Exercise details: Copy all records verbatim.

Material:
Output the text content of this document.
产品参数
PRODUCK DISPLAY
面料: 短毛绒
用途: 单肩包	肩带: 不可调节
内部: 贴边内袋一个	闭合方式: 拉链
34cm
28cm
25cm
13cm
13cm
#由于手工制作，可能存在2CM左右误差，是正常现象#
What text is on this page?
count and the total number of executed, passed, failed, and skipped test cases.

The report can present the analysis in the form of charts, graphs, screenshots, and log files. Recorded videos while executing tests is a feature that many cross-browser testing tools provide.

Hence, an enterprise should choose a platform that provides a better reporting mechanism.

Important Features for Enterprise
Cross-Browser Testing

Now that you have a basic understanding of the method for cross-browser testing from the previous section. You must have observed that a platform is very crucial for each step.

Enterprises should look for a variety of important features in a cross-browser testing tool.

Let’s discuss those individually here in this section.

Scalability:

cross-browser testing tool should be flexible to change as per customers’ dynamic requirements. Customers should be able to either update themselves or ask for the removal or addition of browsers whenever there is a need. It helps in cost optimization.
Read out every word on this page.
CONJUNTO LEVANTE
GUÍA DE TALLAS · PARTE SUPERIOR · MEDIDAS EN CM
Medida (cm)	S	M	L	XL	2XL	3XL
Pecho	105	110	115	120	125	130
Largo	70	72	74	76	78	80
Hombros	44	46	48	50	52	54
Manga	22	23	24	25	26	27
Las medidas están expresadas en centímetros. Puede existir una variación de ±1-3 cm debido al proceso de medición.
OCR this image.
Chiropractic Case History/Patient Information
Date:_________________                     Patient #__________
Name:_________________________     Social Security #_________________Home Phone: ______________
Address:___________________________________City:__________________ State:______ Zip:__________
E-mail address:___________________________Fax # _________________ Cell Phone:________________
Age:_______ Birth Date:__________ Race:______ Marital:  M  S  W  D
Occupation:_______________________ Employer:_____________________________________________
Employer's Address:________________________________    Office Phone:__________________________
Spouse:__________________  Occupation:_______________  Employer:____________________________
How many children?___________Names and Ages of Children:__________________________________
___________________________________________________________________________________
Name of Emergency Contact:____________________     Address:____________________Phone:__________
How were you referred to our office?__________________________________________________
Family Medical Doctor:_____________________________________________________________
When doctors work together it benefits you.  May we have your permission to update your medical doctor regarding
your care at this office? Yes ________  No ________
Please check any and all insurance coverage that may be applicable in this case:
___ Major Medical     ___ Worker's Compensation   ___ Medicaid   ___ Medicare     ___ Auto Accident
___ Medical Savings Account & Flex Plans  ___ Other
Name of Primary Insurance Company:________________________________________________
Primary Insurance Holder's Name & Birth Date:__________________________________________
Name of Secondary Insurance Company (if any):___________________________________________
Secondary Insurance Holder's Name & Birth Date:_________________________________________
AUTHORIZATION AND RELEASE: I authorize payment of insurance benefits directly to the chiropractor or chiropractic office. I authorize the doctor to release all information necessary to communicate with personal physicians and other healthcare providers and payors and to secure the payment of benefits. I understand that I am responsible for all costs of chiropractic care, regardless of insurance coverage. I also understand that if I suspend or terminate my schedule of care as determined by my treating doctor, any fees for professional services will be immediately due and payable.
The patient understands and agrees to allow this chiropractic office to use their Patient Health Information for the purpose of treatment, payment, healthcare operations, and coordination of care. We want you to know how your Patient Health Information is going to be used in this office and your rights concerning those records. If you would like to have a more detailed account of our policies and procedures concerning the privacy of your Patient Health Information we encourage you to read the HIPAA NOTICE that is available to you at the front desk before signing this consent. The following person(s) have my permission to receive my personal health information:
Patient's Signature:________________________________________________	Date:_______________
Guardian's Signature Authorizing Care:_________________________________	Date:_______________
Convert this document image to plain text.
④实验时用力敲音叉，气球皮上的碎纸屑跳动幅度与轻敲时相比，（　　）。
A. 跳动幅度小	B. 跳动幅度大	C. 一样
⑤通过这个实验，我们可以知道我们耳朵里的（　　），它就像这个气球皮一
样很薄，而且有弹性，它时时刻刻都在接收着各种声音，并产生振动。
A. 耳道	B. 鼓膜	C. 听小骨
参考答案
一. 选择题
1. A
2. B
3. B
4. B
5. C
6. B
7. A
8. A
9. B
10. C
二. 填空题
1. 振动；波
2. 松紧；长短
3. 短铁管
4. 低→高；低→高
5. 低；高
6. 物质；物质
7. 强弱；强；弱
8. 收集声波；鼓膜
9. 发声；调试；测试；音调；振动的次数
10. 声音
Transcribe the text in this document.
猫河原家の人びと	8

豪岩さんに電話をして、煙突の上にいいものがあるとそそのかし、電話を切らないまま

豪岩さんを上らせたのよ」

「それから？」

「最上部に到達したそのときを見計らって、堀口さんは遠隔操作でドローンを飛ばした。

Finished answer:
Output the text content of this document.
产品参数
PRODUCK DISPLAY
面料: 短毛绒
用途: 单肩包	肩带: 不可调节
内部: 贴边内袋一个	闭合方式: 拉链
34cm
28cm
25cm
13cm
13cm
#由于手工制作，可能存在2CM左右误差，是正常现象#
What text is on this page?
count and the total number of executed, passed, failed, and skipped test cases.

The report can present the analysis in the form of charts, graphs, screenshots, and log files. Recorded videos while executing tests is a feature that many cross-browser testing tools provide.

Hence, an enterprise should choose a platform that provides a better reporting mechanism.

Important Features for Enterprise
Cross-Browser Testing

Now that you have a basic understanding of the method for cross-browser testing from the previous section. You must have observed that a platform is very crucial for each step.

Enterprises should look for a variety of important features in a cross-browser testing tool.

Let’s discuss those individually here in this section.

Scalability:

cross-browser testing tool should be flexible to change as per customers’ dynamic requirements. Customers should be able to either update themselves or ask for the removal or addition of browsers whenever there is a need. It helps in cost optimization.
Read out every word on this page.
CONJUNTO LEVANTE
GUÍA DE TALLAS · PARTE SUPERIOR · MEDIDAS EN CM
Medida (cm)	S	M	L	XL	2XL	3XL
Pecho	105	110	115	120	125	130
Largo	70	72	74	76	78	80
Hombros	44	46	48	50	52	54
Manga	22	23	24	25	26	27
Las medidas están expresadas en centímetros. Puede existir una variación de ±1-3 cm debido al proceso de medición.
OCR this image.
Chiropractic Case History/Patient Information
Date:_________________                     Patient #__________
Name:_________________________     Social Security #_________________Home Phone: ______________
Address:___________________________________City:__________________ State:______ Zip:__________
E-mail address:___________________________Fax # _________________ Cell Phone:________________
Age:_______ Birth Date:__________ Race:______ Marital:  M  S  W  D
Occupation:_______________________ Employer:_____________________________________________
Employer's Address:________________________________    Office Phone:__________________________
Spouse:__________________  Occupation:_______________  Employer:____________________________
How many children?___________Names and Ages of Children:__________________________________
___________________________________________________________________________________
Name of Emergency Contact:____________________     Address:____________________Phone:__________
How were you referred to our office?__________________________________________________
Family Medical Doctor:_____________________________________________________________
When doctors work together it benefits you.  May we have your permission to update your medical doctor regarding
your care at this office? Yes ________  No ________
Please check any and all insurance coverage that may be applicable in this case:
___ Major Medical     ___ Worker's Compensation   ___ Medicaid   ___ Medicare     ___ Auto Accident
___ Medical Savings Account & Flex Plans  ___ Other
Name of Primary Insurance Company:________________________________________________
Primary Insurance Holder's Name & Birth Date:__________________________________________
Name of Secondary Insurance Company (if any):___________________________________________
Secondary Insurance Holder's Name & Birth Date:_________________________________________
AUTHORIZATION AND RELEASE: I authorize payment of insurance benefits directly to the chiropractor or chiropractic office. I authorize the doctor to release all information necessary to communicate with personal physicians and other healthcare providers and payors and to secure the payment of benefits. I understand that I am responsible for all costs of chiropractic care, regardless of insurance coverage. I also understand that if I suspend or terminate my schedule of care as determined by my treating doctor, any fees for professional services will be immediately due and payable.
The patient understands and agrees to allow this chiropractic office to use their Patient Health Information for the purpose of treatment, payment, healthcare operations, and coordination of care. We want you to know how your Patient Health Information is going to be used in this office and your rights concerning those records. If you would like to have a more detailed account of our policies and procedures concerning the privacy of your Patient Health Information we encourage you to read the HIPAA NOTICE that is available to you at the front desk before signing this consent. The following person(s) have my permission to receive my personal health information:
Patient's Signature:________________________________________________	Date:_______________
Guardian's Signature Authorizing Care:_________________________________	Date:_______________
Convert this document image to plain text.
④实验时用力敲音叉，气球皮上的碎纸屑跳动幅度与轻敲时相比，（　　）。
A. 跳动幅度小	B. 跳动幅度大	C. 一样
⑤通过这个实验，我们可以知道我们耳朵里的（　　），它就像这个气球皮一
样很薄，而且有弹性，它时时刻刻都在接收着各种声音，并产生振动。
A. 耳道	B. 鼓膜	C. 听小骨
参考答案
一. 选择题
1. A
2. B
3. B
4. B
5. C
6. B
7. A
8. A
9. B
10. C
二. 填空题
1. 振动；波
2. 松紧；长短
3. 短铁管
4. 低→高；低→高
5. 低；高
6. 物质；物质
7. 强弱；强；弱
8. 收集声波；鼓膜
9. 发声；调试；测试；音调；振动的次数
10. 声音
Transcribe the text in this document.
猫河原家の人びと	8

豪岩さんに電話をして、煙突の上にいいものがあるとそそのかし、電話を切らないまま

豪岩さんを上らせたのよ」

「それから？」

「最上部に到達したそのときを見計らって、堀口さんは遠隔操作でドローンを飛ばした。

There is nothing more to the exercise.